**STORED RECORDS**
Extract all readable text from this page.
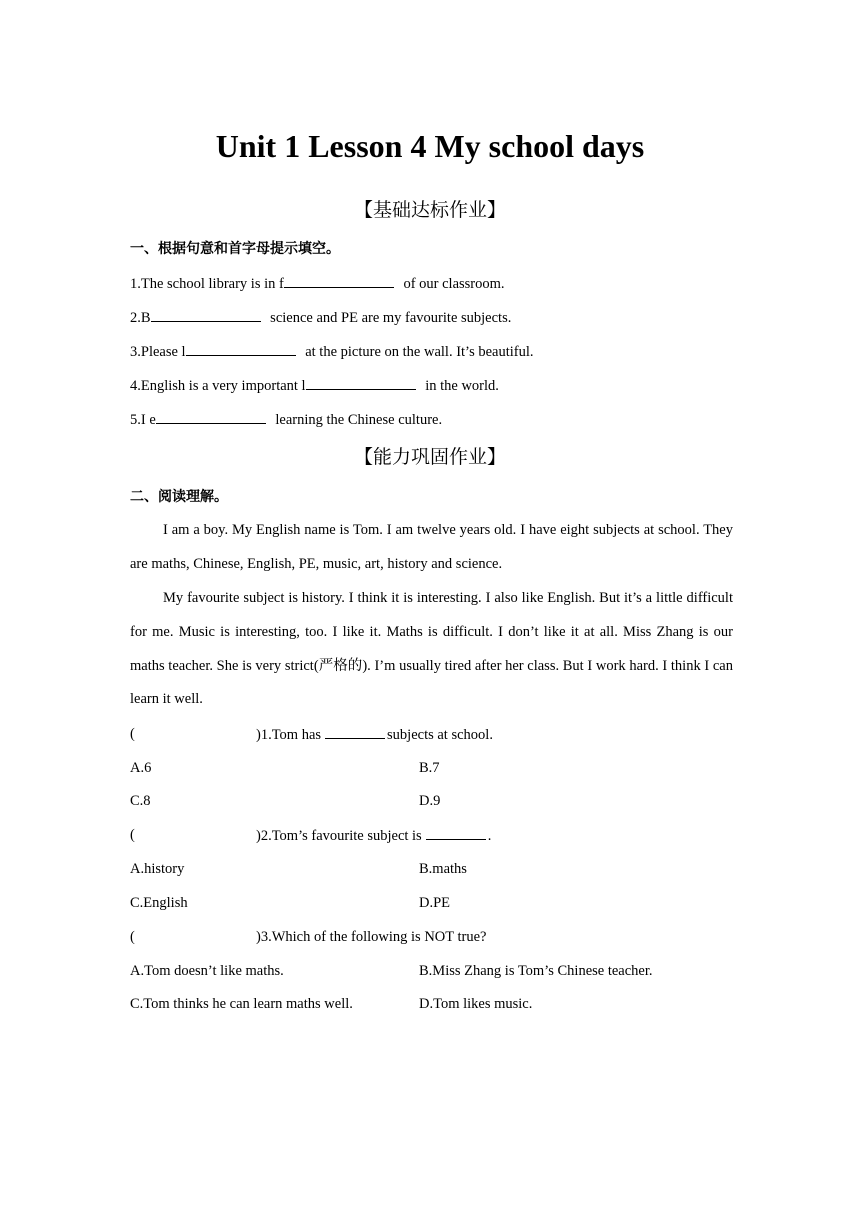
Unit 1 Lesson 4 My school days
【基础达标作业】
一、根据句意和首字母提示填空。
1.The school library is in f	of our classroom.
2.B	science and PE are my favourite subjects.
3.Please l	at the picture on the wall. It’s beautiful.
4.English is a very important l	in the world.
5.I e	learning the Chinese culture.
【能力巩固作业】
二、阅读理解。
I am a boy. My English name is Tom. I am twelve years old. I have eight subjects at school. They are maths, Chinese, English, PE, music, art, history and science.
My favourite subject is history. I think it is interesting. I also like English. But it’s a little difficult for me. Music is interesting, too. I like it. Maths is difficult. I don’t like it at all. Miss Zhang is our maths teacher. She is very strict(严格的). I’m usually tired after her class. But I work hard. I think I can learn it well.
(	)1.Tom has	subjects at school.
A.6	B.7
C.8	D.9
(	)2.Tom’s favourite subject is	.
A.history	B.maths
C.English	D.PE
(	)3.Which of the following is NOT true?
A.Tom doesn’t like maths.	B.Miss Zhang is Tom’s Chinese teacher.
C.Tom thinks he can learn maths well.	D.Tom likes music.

--

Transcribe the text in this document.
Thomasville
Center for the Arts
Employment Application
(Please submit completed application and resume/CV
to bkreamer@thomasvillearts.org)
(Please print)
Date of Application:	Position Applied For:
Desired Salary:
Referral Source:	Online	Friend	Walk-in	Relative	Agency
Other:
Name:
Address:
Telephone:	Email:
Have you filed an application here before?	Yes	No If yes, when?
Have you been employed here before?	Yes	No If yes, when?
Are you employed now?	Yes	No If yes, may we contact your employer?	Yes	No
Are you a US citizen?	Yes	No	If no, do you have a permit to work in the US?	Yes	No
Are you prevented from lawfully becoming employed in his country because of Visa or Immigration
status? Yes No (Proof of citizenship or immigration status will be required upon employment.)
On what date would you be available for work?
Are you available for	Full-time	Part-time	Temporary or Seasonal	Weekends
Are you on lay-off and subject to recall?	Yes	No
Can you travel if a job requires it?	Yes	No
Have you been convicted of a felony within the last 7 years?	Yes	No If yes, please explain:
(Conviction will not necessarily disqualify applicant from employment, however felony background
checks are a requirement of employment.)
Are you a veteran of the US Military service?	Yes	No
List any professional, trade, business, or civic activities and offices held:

**DIRECTIVE**
Show the lines that mention the word "favourite".

**COMPLETE OUTPUT**
2.B	science and PE are my favourite subjects.
My favourite subject is history. I think it is interesting. I also like English. But it’s a little difficult for me. Music is interesting, too. I like it. Maths is difficult. I don’t like it at all. Miss Zhang is our maths teacher. She is very strict(严格的). I’m usually tired after her class. But I work hard. I think I can learn it well.
(	)2.Tom’s favourite subject is	.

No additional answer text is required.